Make an exact copy of the records, with the images left out.
>> start
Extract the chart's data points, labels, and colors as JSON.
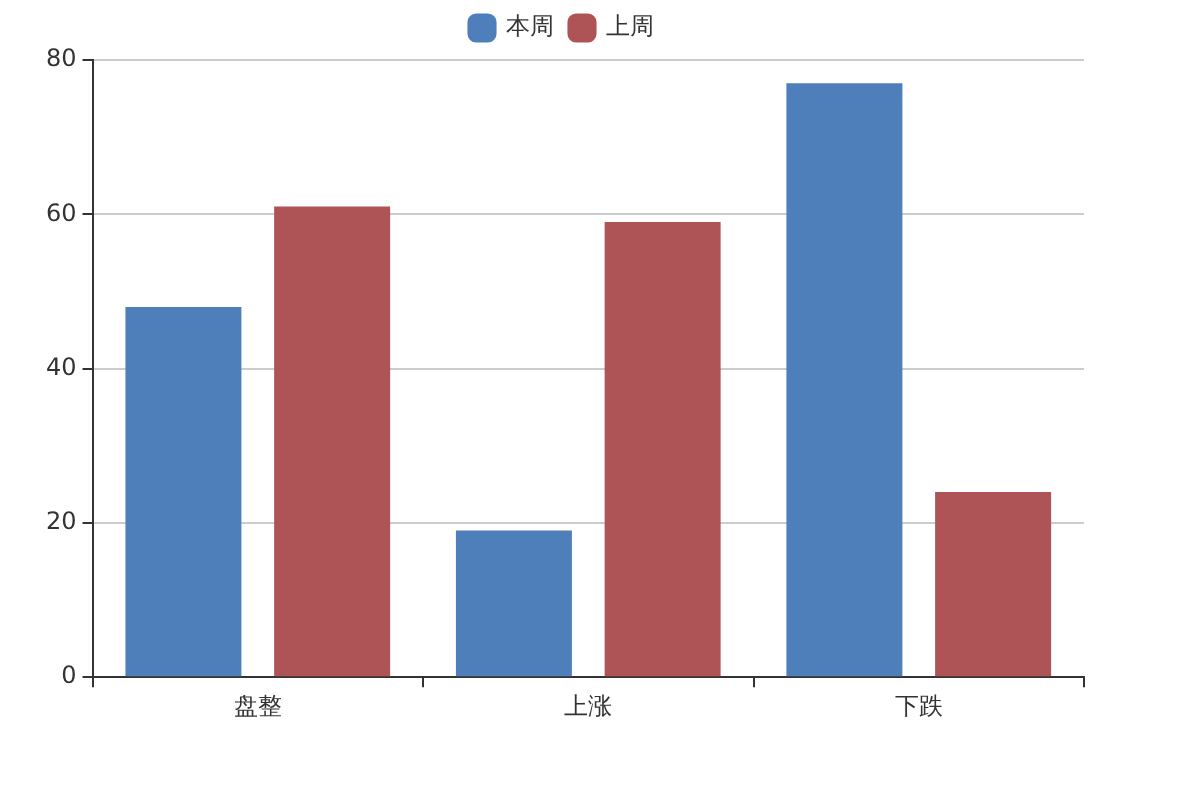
{
  "chart_data": {
    "type": "bar",
    "categories": [
      "盘整",
      "上涨",
      "下跌"
    ],
    "series": [
      {
        "name": "本周",
        "color": "#4e7fbb",
        "values": [
          48,
          19,
          77
        ]
      },
      {
        "name": "上周",
        "color": "#ae5456",
        "values": [
          61,
          59,
          24
        ]
      }
    ],
    "ylim": [
      0,
      80
    ],
    "yticks": [
      0,
      20,
      40,
      60,
      80
    ],
    "grid": "y",
    "legend": "top"
  }
}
>> end
Result of this exercise –
Extract the chart's data points, labels, and colors as JSON.
{
  "chart_data": {
    "type": "bar",
    "categories": [
      "盘整",
      "上涨",
      "下跌"
    ],
    "series": [
      {
        "name": "本周",
        "color": "#4e7fbb",
        "values": [
          48,
          19,
          77
        ]
      },
      {
        "name": "上周",
        "color": "#ae5456",
        "values": [
          61,
          59,
          24
        ]
      }
    ],
    "ylim": [
      0,
      80
    ],
    "yticks": [
      0,
      20,
      40,
      60,
      80
    ],
    "grid": "y",
    "legend": "top"
  }
}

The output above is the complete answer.